----- PROVIDED ENTRIES

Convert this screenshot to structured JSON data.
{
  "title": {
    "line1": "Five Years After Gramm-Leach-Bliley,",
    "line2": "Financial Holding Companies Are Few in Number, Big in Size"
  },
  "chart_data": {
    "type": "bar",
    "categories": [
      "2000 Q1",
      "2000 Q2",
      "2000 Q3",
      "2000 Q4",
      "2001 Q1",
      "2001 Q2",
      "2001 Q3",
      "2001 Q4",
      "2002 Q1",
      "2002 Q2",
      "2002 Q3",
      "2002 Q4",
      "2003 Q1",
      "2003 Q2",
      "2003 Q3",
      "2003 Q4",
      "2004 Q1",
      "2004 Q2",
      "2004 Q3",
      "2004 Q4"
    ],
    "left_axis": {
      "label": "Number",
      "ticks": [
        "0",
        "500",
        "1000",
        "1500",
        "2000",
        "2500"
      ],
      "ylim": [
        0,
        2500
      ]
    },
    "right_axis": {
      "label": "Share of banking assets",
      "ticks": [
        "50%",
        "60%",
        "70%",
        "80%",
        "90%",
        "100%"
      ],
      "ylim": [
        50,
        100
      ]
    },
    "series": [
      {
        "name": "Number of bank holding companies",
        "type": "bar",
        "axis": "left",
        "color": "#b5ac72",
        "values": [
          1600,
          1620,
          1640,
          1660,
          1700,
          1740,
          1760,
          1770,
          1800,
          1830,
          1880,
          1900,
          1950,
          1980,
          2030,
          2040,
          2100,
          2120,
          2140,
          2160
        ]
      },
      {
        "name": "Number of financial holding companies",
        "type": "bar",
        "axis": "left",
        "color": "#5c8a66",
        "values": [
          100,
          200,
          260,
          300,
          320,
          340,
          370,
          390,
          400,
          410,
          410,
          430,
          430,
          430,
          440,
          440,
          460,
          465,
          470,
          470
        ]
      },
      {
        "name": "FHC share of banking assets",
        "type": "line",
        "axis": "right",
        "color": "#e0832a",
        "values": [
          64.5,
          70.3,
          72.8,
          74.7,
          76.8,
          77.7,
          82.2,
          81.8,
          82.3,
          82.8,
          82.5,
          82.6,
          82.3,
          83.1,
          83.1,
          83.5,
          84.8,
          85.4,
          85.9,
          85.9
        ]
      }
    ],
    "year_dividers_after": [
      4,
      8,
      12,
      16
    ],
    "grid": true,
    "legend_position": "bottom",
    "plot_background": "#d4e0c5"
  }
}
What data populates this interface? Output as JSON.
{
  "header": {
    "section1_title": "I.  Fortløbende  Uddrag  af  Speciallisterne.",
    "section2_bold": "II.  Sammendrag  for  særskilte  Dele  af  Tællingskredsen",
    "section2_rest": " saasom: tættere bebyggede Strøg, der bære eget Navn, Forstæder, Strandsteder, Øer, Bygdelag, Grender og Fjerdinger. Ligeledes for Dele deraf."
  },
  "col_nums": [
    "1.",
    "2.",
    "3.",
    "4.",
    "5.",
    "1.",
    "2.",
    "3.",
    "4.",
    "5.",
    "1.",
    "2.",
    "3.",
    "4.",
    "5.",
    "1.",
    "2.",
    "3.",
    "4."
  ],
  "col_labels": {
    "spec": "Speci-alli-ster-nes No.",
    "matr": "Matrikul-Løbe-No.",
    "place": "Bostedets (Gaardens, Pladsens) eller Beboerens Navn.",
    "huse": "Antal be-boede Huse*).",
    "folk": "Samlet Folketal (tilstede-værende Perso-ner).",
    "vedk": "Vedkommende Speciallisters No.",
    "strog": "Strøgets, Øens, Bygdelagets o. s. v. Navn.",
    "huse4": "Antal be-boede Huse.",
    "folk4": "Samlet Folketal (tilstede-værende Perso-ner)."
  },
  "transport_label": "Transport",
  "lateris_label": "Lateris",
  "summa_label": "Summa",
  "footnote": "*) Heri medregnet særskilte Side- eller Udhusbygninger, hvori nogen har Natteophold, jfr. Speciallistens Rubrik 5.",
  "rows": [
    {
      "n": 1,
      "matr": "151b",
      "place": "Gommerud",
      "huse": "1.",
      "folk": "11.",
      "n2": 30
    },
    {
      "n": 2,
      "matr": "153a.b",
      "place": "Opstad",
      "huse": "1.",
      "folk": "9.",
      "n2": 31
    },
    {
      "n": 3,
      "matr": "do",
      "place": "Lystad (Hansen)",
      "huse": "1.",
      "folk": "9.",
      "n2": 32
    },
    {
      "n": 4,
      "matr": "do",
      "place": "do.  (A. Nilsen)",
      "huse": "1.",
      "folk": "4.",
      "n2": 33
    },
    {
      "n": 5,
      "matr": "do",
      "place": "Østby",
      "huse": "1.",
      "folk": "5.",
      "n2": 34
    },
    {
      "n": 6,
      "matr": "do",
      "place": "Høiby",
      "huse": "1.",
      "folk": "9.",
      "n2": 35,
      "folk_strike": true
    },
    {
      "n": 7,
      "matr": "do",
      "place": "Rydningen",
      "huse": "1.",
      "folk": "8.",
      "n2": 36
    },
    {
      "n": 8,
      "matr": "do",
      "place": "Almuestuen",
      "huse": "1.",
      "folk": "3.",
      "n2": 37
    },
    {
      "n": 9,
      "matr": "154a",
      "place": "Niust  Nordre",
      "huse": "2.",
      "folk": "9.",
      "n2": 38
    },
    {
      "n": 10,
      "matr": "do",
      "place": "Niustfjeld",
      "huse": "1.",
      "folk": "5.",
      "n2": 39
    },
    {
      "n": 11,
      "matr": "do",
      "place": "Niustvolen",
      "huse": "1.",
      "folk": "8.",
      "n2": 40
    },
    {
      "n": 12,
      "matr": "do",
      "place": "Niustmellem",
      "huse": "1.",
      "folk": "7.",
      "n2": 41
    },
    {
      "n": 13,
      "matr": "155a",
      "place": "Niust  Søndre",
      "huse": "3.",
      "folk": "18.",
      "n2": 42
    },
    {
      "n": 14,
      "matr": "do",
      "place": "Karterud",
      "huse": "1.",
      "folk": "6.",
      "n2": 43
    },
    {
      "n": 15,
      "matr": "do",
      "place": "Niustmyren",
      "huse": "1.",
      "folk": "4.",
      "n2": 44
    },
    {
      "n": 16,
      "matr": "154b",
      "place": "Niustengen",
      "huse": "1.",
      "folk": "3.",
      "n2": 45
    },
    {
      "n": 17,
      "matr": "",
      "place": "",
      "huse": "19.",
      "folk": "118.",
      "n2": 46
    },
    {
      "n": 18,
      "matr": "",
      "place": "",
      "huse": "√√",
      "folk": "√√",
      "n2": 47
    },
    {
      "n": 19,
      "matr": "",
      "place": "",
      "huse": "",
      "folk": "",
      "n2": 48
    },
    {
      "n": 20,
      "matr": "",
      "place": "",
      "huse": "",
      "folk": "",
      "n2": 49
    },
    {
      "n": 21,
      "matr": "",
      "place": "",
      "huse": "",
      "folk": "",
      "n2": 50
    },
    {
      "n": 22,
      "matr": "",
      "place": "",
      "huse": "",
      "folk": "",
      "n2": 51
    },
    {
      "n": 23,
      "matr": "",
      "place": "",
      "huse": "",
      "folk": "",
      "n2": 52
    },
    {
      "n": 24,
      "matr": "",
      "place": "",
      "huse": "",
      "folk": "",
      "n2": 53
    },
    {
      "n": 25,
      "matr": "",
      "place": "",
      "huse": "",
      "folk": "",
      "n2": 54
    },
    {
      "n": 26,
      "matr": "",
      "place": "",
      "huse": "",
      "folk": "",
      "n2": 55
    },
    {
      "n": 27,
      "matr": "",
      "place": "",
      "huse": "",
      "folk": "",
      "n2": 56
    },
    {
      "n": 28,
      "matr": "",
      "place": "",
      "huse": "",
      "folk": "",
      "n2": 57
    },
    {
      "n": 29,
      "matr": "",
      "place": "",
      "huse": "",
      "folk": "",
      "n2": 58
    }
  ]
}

----------

WHAT IS NEEDED
Retype the data in full and match it exactly.

EXERCISE OUTPUT
Convert this screenshot to structured JSON data.
{
  "title": {
    "line1": "Five Years After Gramm-Leach-Bliley,",
    "line2": "Financial Holding Companies Are Few in Number, Big in Size"
  },
  "chart_data": {
    "type": "bar",
    "categories": [
      "2000 Q1",
      "2000 Q2",
      "2000 Q3",
      "2000 Q4",
      "2001 Q1",
      "2001 Q2",
      "2001 Q3",
      "2001 Q4",
      "2002 Q1",
      "2002 Q2",
      "2002 Q3",
      "2002 Q4",
      "2003 Q1",
      "2003 Q2",
      "2003 Q3",
      "2003 Q4",
      "2004 Q1",
      "2004 Q2",
      "2004 Q3",
      "2004 Q4"
    ],
    "left_axis": {
      "label": "Number",
      "ticks": [
        "0",
        "500",
        "1000",
        "1500",
        "2000",
        "2500"
      ],
      "ylim": [
        0,
        2500
      ]
    },
    "right_axis": {
      "label": "Share of banking assets",
      "ticks": [
        "50%",
        "60%",
        "70%",
        "80%",
        "90%",
        "100%"
      ],
      "ylim": [
        50,
        100
      ]
    },
    "series": [
      {
        "name": "Number of bank holding companies",
        "type": "bar",
        "axis": "left",
        "color": "#b5ac72",
        "values": [
          1600,
          1620,
          1640,
          1660,
          1700,
          1740,
          1760,
          1770,
          1800,
          1830,
          1880,
          1900,
          1950,
          1980,
          2030,
          2040,
          2100,
          2120,
          2140,
          2160
        ]
      },
      {
        "name": "Number of financial holding companies",
        "type": "bar",
        "axis": "left",
        "color": "#5c8a66",
        "values": [
          100,
          200,
          260,
          300,
          320,
          340,
          370,
          390,
          400,
          410,
          410,
          430,
          430,
          430,
          440,
          440,
          460,
          465,
          470,
          470
        ]
      },
      {
        "name": "FHC share of banking assets",
        "type": "line",
        "axis": "right",
        "color": "#e0832a",
        "values": [
          64.5,
          70.3,
          72.8,
          74.7,
          76.8,
          77.7,
          82.2,
          81.8,
          82.3,
          82.8,
          82.5,
          82.6,
          82.3,
          83.1,
          83.1,
          83.5,
          84.8,
          85.4,
          85.9,
          85.9
        ]
      }
    ],
    "year_dividers_after": [
      4,
      8,
      12,
      16
    ],
    "grid": true,
    "legend_position": "bottom",
    "plot_background": "#d4e0c5"
  }
}
What data populates this interface? Output as JSON.
{
  "header": {
    "section1_title": "I.  Fortløbende  Uddrag  af  Speciallisterne.",
    "section2_bold": "II.  Sammendrag  for  særskilte  Dele  af  Tællingskredsen",
    "section2_rest": " saasom: tættere bebyggede Strøg, der bære eget Navn, Forstæder, Strandsteder, Øer, Bygdelag, Grender og Fjerdinger. Ligeledes for Dele deraf."
  },
  "col_nums": [
    "1.",
    "2.",
    "3.",
    "4.",
    "5.",
    "1.",
    "2.",
    "3.",
    "4.",
    "5.",
    "1.",
    "2.",
    "3.",
    "4.",
    "5.",
    "1.",
    "2.",
    "3.",
    "4."
  ],
  "col_labels": {
    "spec": "Speci-alli-ster-nes No.",
    "matr": "Matrikul-Løbe-No.",
    "place": "Bostedets (Gaardens, Pladsens) eller Beboerens Navn.",
    "huse": "Antal be-boede Huse*).",
    "folk": "Samlet Folketal (tilstede-værende Perso-ner).",
    "vedk": "Vedkommende Speciallisters No.",
    "strog": "Strøgets, Øens, Bygdelagets o. s. v. Navn.",
    "huse4": "Antal be-boede Huse.",
    "folk4": "Samlet Folketal (tilstede-værende Perso-ner)."
  },
  "transport_label": "Transport",
  "lateris_label": "Lateris",
  "summa_label": "Summa",
  "footnote": "*) Heri medregnet særskilte Side- eller Udhusbygninger, hvori nogen har Natteophold, jfr. Speciallistens Rubrik 5.",
  "rows": [
    {
      "n": 1,
      "matr": "151b",
      "place": "Gommerud",
      "huse": "1.",
      "folk": "11.",
      "n2": 30
    },
    {
      "n": 2,
      "matr": "153a.b",
      "place": "Opstad",
      "huse": "1.",
      "folk": "9.",
      "n2": 31
    },
    {
      "n": 3,
      "matr": "do",
      "place": "Lystad (Hansen)",
      "huse": "1.",
      "folk": "9.",
      "n2": 32
    },
    {
      "n": 4,
      "matr": "do",
      "place": "do.  (A. Nilsen)",
      "huse": "1.",
      "folk": "4.",
      "n2": 33
    },
    {
      "n": 5,
      "matr": "do",
      "place": "Østby",
      "huse": "1.",
      "folk": "5.",
      "n2": 34
    },
    {
      "n": 6,
      "matr": "do",
      "place": "Høiby",
      "huse": "1.",
      "folk": "9.",
      "n2": 35,
      "folk_strike": true
    },
    {
      "n": 7,
      "matr": "do",
      "place": "Rydningen",
      "huse": "1.",
      "folk": "8.",
      "n2": 36
    },
    {
      "n": 8,
      "matr": "do",
      "place": "Almuestuen",
      "huse": "1.",
      "folk": "3.",
      "n2": 37
    },
    {
      "n": 9,
      "matr": "154a",
      "place": "Niust  Nordre",
      "huse": "2.",
      "folk": "9.",
      "n2": 38
    },
    {
      "n": 10,
      "matr": "do",
      "place": "Niustfjeld",
      "huse": "1.",
      "folk": "5.",
      "n2": 39
    },
    {
      "n": 11,
      "matr": "do",
      "place": "Niustvolen",
      "huse": "1.",
      "folk": "8.",
      "n2": 40
    },
    {
      "n": 12,
      "matr": "do",
      "place": "Niustmellem",
      "huse": "1.",
      "folk": "7.",
      "n2": 41
    },
    {
      "n": 13,
      "matr": "155a",
      "place": "Niust  Søndre",
      "huse": "3.",
      "folk": "18.",
      "n2": 42
    },
    {
      "n": 14,
      "matr": "do",
      "place": "Karterud",
      "huse": "1.",
      "folk": "6.",
      "n2": 43
    },
    {
      "n": 15,
      "matr": "do",
      "place": "Niustmyren",
      "huse": "1.",
      "folk": "4.",
      "n2": 44
    },
    {
      "n": 16,
      "matr": "154b",
      "place": "Niustengen",
      "huse": "1.",
      "folk": "3.",
      "n2": 45
    },
    {
      "n": 17,
      "matr": "",
      "place": "",
      "huse": "19.",
      "folk": "118.",
      "n2": 46
    },
    {
      "n": 18,
      "matr": "",
      "place": "",
      "huse": "√√",
      "folk": "√√",
      "n2": 47
    },
    {
      "n": 19,
      "matr": "",
      "place": "",
      "huse": "",
      "folk": "",
      "n2": 48
    },
    {
      "n": 20,
      "matr": "",
      "place": "",
      "huse": "",
      "folk": "",
      "n2": 49
    },
    {
      "n": 21,
      "matr": "",
      "place": "",
      "huse": "",
      "folk": "",
      "n2": 50
    },
    {
      "n": 22,
      "matr": "",
      "place": "",
      "huse": "",
      "folk": "",
      "n2": 51
    },
    {
      "n": 23,
      "matr": "",
      "place": "",
      "huse": "",
      "folk": "",
      "n2": 52
    },
    {
      "n": 24,
      "matr": "",
      "place": "",
      "huse": "",
      "folk": "",
      "n2": 53
    },
    {
      "n": 25,
      "matr": "",
      "place": "",
      "huse": "",
      "folk": "",
      "n2": 54
    },
    {
      "n": 26,
      "matr": "",
      "place": "",
      "huse": "",
      "folk": "",
      "n2": 55
    },
    {
      "n": 27,
      "matr": "",
      "place": "",
      "huse": "",
      "folk": "",
      "n2": 56
    },
    {
      "n": 28,
      "matr": "",
      "place": "",
      "huse": "",
      "folk": "",
      "n2": 57
    },
    {
      "n": 29,
      "matr": "",
      "place": "",
      "huse": "",
      "folk": "",
      "n2": 58
    }
  ]
}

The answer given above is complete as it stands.